THE DATA:
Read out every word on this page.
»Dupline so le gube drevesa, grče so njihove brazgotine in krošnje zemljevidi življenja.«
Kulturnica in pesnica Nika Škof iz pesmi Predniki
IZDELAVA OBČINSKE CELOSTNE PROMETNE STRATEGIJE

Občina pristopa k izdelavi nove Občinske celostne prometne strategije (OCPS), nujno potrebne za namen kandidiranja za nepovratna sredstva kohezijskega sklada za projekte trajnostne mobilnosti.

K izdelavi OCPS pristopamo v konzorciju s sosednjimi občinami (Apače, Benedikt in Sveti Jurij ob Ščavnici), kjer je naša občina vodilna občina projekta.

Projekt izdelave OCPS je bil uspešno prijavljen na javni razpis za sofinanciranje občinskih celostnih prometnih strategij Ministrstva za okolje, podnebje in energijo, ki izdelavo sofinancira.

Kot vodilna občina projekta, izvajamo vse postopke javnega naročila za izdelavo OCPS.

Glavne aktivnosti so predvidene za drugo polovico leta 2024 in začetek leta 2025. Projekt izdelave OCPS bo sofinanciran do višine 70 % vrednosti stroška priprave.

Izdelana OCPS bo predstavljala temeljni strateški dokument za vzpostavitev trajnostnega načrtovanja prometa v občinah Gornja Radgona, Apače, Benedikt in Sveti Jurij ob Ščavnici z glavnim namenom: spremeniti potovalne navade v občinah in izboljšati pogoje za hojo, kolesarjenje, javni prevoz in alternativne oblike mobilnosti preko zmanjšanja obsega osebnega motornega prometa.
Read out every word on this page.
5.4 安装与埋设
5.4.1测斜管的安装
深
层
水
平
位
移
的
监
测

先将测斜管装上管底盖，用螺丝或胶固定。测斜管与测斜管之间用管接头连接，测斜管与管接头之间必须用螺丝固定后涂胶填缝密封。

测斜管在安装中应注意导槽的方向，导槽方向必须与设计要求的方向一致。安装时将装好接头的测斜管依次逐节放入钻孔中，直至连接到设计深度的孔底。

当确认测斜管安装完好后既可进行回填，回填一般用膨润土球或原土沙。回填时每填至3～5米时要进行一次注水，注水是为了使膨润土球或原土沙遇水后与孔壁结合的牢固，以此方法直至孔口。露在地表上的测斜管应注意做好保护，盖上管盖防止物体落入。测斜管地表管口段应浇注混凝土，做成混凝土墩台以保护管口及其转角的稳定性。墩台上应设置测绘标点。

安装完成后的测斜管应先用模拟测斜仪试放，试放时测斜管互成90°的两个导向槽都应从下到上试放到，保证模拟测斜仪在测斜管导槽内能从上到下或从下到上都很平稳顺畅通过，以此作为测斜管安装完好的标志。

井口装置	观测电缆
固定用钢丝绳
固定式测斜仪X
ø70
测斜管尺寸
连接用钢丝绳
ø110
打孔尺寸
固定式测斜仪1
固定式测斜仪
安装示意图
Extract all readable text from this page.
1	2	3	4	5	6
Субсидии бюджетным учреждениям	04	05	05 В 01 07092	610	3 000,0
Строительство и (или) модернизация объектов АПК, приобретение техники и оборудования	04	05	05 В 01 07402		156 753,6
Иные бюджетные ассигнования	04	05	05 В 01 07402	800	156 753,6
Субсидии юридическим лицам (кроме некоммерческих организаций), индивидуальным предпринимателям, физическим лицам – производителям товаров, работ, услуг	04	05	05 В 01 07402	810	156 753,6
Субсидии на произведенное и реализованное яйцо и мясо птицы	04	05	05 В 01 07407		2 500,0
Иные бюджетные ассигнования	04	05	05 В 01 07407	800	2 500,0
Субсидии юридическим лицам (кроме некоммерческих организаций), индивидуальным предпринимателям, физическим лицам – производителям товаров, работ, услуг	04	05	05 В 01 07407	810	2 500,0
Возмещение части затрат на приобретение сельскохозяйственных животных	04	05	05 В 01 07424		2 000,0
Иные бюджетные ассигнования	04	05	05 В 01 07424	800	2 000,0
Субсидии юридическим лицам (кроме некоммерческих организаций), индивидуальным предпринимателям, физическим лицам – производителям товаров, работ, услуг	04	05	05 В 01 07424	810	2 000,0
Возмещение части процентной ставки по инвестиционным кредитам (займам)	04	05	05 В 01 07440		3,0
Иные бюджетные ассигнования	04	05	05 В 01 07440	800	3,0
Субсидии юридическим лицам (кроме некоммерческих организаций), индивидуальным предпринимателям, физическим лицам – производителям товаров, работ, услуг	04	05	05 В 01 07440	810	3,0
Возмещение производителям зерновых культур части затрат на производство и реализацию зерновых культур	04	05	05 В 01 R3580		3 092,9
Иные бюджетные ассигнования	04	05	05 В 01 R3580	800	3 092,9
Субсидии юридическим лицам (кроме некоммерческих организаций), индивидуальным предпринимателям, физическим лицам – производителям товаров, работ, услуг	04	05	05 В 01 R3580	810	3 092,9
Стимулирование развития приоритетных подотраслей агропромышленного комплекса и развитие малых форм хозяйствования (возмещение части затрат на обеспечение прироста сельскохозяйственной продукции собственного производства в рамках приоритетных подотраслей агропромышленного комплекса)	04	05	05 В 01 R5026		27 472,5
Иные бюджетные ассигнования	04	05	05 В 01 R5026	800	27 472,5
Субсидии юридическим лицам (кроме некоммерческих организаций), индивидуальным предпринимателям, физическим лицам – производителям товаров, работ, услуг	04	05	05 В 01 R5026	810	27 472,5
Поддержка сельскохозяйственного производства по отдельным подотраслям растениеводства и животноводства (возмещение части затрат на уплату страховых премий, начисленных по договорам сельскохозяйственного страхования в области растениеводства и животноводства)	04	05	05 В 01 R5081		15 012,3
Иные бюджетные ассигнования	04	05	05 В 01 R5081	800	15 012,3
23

WHAT IS REQUIRED: Look for lines containing the string "Ščavnici" and copy them all.

RESPONSE TO THE EXERCISE:
K izdelavi OCPS pristopamo v konzorciju s sosednjimi občinami (Apače, Benedikt in Sveti Jurij ob Ščavnici), kjer je naša občina vodilna občina projekta.
Izdelana OCPS bo predstavljala temeljni strateški dokument za vzpostavitev trajnostnega načrtovanja prometa v občinah Gornja Radgona, Apače, Benedikt in Sveti Jurij ob Ščavnici z glavnim namenom: spremeniti potovalne navade v občinah in izboljšati pogoje za hojo, kolesarjenje, javni prevoz in alternativne oblike mobilnosti preko zmanjšanja obsega osebnega motornega prometa.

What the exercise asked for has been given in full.